[Extracted records]
* * *

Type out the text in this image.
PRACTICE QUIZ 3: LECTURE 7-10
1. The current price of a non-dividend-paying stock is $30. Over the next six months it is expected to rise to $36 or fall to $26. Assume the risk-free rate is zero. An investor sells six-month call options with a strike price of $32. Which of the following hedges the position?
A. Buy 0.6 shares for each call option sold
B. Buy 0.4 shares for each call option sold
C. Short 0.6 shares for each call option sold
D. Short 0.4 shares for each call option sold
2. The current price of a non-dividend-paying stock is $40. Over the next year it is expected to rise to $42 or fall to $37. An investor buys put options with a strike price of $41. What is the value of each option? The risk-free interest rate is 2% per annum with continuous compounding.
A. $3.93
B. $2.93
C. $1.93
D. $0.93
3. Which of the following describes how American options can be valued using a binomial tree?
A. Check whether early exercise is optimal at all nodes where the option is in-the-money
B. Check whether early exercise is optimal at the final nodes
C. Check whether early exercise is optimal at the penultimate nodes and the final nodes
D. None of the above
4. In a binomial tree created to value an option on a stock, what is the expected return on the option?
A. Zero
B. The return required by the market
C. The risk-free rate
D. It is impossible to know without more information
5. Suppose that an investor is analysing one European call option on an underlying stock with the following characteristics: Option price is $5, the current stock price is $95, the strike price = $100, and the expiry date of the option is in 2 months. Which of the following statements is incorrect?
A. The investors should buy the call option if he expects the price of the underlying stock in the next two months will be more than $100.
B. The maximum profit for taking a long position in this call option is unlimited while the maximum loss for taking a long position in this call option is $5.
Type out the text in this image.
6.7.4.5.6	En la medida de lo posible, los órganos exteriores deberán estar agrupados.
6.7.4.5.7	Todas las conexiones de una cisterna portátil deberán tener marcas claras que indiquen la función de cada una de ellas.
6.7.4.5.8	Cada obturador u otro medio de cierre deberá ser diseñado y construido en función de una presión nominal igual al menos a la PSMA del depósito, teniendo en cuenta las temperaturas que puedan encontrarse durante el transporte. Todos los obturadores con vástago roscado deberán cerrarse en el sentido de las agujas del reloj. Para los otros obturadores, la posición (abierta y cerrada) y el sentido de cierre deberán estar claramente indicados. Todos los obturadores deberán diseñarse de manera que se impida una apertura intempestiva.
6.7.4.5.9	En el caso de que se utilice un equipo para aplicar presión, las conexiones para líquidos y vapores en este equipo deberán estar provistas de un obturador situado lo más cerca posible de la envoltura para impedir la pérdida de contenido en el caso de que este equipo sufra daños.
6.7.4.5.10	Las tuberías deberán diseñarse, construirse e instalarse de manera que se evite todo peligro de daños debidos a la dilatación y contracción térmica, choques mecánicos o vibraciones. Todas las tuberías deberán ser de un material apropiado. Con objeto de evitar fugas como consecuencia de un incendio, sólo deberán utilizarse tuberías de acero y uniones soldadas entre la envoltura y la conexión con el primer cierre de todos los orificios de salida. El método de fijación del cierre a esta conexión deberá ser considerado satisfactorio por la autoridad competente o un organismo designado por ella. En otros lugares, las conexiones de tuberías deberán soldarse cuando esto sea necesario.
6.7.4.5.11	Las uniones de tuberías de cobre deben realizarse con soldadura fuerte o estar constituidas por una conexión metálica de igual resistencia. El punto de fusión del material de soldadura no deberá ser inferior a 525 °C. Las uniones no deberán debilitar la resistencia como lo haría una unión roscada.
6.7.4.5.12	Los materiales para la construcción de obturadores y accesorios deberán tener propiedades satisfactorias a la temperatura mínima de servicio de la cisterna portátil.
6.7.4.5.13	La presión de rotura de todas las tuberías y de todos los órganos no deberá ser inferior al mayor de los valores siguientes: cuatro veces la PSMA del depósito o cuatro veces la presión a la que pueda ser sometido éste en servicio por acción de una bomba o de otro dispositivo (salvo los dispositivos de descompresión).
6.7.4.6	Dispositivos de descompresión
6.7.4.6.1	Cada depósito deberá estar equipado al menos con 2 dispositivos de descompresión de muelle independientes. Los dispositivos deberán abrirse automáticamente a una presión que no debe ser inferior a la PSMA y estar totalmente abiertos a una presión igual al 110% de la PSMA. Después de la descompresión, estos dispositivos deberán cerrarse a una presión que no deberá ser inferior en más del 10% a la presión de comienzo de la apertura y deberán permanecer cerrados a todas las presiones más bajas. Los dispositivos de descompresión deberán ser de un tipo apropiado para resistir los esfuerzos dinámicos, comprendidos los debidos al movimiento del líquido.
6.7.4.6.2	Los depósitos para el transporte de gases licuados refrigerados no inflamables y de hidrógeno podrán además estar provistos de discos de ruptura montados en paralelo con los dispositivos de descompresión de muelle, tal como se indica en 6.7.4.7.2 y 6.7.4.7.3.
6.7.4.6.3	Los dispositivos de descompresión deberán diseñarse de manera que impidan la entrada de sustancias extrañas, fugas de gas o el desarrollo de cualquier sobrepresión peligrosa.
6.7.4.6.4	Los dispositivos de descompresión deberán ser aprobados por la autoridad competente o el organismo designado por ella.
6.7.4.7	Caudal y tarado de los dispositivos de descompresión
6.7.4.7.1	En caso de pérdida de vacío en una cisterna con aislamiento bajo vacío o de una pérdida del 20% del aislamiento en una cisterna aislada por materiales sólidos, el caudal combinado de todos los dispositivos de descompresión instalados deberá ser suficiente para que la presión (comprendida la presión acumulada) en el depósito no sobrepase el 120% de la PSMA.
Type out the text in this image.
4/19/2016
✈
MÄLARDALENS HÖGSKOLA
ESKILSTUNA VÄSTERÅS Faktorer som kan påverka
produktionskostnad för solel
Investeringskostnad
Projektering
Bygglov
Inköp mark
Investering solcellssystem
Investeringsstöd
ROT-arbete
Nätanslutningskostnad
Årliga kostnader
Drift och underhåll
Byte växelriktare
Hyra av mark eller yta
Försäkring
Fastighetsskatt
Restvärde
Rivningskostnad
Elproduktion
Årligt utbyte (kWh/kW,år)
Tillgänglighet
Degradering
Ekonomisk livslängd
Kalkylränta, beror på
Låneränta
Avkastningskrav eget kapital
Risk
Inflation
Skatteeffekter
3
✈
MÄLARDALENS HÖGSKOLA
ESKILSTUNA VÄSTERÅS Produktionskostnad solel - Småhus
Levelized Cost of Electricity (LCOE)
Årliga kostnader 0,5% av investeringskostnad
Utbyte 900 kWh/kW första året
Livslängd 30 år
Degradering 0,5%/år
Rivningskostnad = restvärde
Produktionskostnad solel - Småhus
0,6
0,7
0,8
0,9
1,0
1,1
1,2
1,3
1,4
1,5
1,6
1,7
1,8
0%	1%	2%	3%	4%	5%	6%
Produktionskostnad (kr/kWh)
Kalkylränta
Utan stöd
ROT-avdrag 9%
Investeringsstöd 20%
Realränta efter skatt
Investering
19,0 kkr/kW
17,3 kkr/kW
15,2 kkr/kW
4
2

* * *

Copy the data above exactly. Every line must be included.

Type out the text in this image.
PRACTICE QUIZ 3: LECTURE 7-10
1. The current price of a non-dividend-paying stock is $30. Over the next six months it is expected to rise to $36 or fall to $26. Assume the risk-free rate is zero. An investor sells six-month call options with a strike price of $32. Which of the following hedges the position?
A. Buy 0.6 shares for each call option sold
B. Buy 0.4 shares for each call option sold
C. Short 0.6 shares for each call option sold
D. Short 0.4 shares for each call option sold
2. The current price of a non-dividend-paying stock is $40. Over the next year it is expected to rise to $42 or fall to $37. An investor buys put options with a strike price of $41. What is the value of each option? The risk-free interest rate is 2% per annum with continuous compounding.
A. $3.93
B. $2.93
C. $1.93
D. $0.93
3. Which of the following describes how American options can be valued using a binomial tree?
A. Check whether early exercise is optimal at all nodes where the option is in-the-money
B. Check whether early exercise is optimal at the final nodes
C. Check whether early exercise is optimal at the penultimate nodes and the final nodes
D. None of the above
4. In a binomial tree created to value an option on a stock, what is the expected return on the option?
A. Zero
B. The return required by the market
C. The risk-free rate
D. It is impossible to know without more information
5. Suppose that an investor is analysing one European call option on an underlying stock with the following characteristics: Option price is $5, the current stock price is $95, the strike price = $100, and the expiry date of the option is in 2 months. Which of the following statements is incorrect?
A. The investors should buy the call option if he expects the price of the underlying stock in the next two months will be more than $100.
B. The maximum profit for taking a long position in this call option is unlimited while the maximum loss for taking a long position in this call option is $5.
Type out the text in this image.
6.7.4.5.6	En la medida de lo posible, los órganos exteriores deberán estar agrupados.
6.7.4.5.7	Todas las conexiones de una cisterna portátil deberán tener marcas claras que indiquen la función de cada una de ellas.
6.7.4.5.8	Cada obturador u otro medio de cierre deberá ser diseñado y construido en función de una presión nominal igual al menos a la PSMA del depósito, teniendo en cuenta las temperaturas que puedan encontrarse durante el transporte. Todos los obturadores con vástago roscado deberán cerrarse en el sentido de las agujas del reloj. Para los otros obturadores, la posición (abierta y cerrada) y el sentido de cierre deberán estar claramente indicados. Todos los obturadores deberán diseñarse de manera que se impida una apertura intempestiva.
6.7.4.5.9	En el caso de que se utilice un equipo para aplicar presión, las conexiones para líquidos y vapores en este equipo deberán estar provistas de un obturador situado lo más cerca posible de la envoltura para impedir la pérdida de contenido en el caso de que este equipo sufra daños.
6.7.4.5.10	Las tuberías deberán diseñarse, construirse e instalarse de manera que se evite todo peligro de daños debidos a la dilatación y contracción térmica, choques mecánicos o vibraciones. Todas las tuberías deberán ser de un material apropiado. Con objeto de evitar fugas como consecuencia de un incendio, sólo deberán utilizarse tuberías de acero y uniones soldadas entre la envoltura y la conexión con el primer cierre de todos los orificios de salida. El método de fijación del cierre a esta conexión deberá ser considerado satisfactorio por la autoridad competente o un organismo designado por ella. En otros lugares, las conexiones de tuberías deberán soldarse cuando esto sea necesario.
6.7.4.5.11	Las uniones de tuberías de cobre deben realizarse con soldadura fuerte o estar constituidas por una conexión metálica de igual resistencia. El punto de fusión del material de soldadura no deberá ser inferior a 525 °C. Las uniones no deberán debilitar la resistencia como lo haría una unión roscada.
6.7.4.5.12	Los materiales para la construcción de obturadores y accesorios deberán tener propiedades satisfactorias a la temperatura mínima de servicio de la cisterna portátil.
6.7.4.5.13	La presión de rotura de todas las tuberías y de todos los órganos no deberá ser inferior al mayor de los valores siguientes: cuatro veces la PSMA del depósito o cuatro veces la presión a la que pueda ser sometido éste en servicio por acción de una bomba o de otro dispositivo (salvo los dispositivos de descompresión).
6.7.4.6	Dispositivos de descompresión
6.7.4.6.1	Cada depósito deberá estar equipado al menos con 2 dispositivos de descompresión de muelle independientes. Los dispositivos deberán abrirse automáticamente a una presión que no debe ser inferior a la PSMA y estar totalmente abiertos a una presión igual al 110% de la PSMA. Después de la descompresión, estos dispositivos deberán cerrarse a una presión que no deberá ser inferior en más del 10% a la presión de comienzo de la apertura y deberán permanecer cerrados a todas las presiones más bajas. Los dispositivos de descompresión deberán ser de un tipo apropiado para resistir los esfuerzos dinámicos, comprendidos los debidos al movimiento del líquido.
6.7.4.6.2	Los depósitos para el transporte de gases licuados refrigerados no inflamables y de hidrógeno podrán además estar provistos de discos de ruptura montados en paralelo con los dispositivos de descompresión de muelle, tal como se indica en 6.7.4.7.2 y 6.7.4.7.3.
6.7.4.6.3	Los dispositivos de descompresión deberán diseñarse de manera que impidan la entrada de sustancias extrañas, fugas de gas o el desarrollo de cualquier sobrepresión peligrosa.
6.7.4.6.4	Los dispositivos de descompresión deberán ser aprobados por la autoridad competente o el organismo designado por ella.
6.7.4.7	Caudal y tarado de los dispositivos de descompresión
6.7.4.7.1	En caso de pérdida de vacío en una cisterna con aislamiento bajo vacío o de una pérdida del 20% del aislamiento en una cisterna aislada por materiales sólidos, el caudal combinado de todos los dispositivos de descompresión instalados deberá ser suficiente para que la presión (comprendida la presión acumulada) en el depósito no sobrepase el 120% de la PSMA.
Type out the text in this image.
4/19/2016
✈
MÄLARDALENS HÖGSKOLA
ESKILSTUNA VÄSTERÅS Faktorer som kan påverka
produktionskostnad för solel
Investeringskostnad
Projektering
Bygglov
Inköp mark
Investering solcellssystem
Investeringsstöd
ROT-arbete
Nätanslutningskostnad
Årliga kostnader
Drift och underhåll
Byte växelriktare
Hyra av mark eller yta
Försäkring
Fastighetsskatt
Restvärde
Rivningskostnad
Elproduktion
Årligt utbyte (kWh/kW,år)
Tillgänglighet
Degradering
Ekonomisk livslängd
Kalkylränta, beror på
Låneränta
Avkastningskrav eget kapital
Risk
Inflation
Skatteeffekter
3
✈
MÄLARDALENS HÖGSKOLA
ESKILSTUNA VÄSTERÅS Produktionskostnad solel - Småhus
Levelized Cost of Electricity (LCOE)
Årliga kostnader 0,5% av investeringskostnad
Utbyte 900 kWh/kW första året
Livslängd 30 år
Degradering 0,5%/år
Rivningskostnad = restvärde
Produktionskostnad solel - Småhus
0,6
0,7
0,8
0,9
1,0
1,1
1,2
1,3
1,4
1,5
1,6
1,7
1,8
0%	1%	2%	3%	4%	5%	6%
Produktionskostnad (kr/kWh)
Kalkylränta
Utan stöd
ROT-avdrag 9%
Investeringsstöd 20%
Realränta efter skatt
Investering
19,0 kkr/kW
17,3 kkr/kW
15,2 kkr/kW
4
2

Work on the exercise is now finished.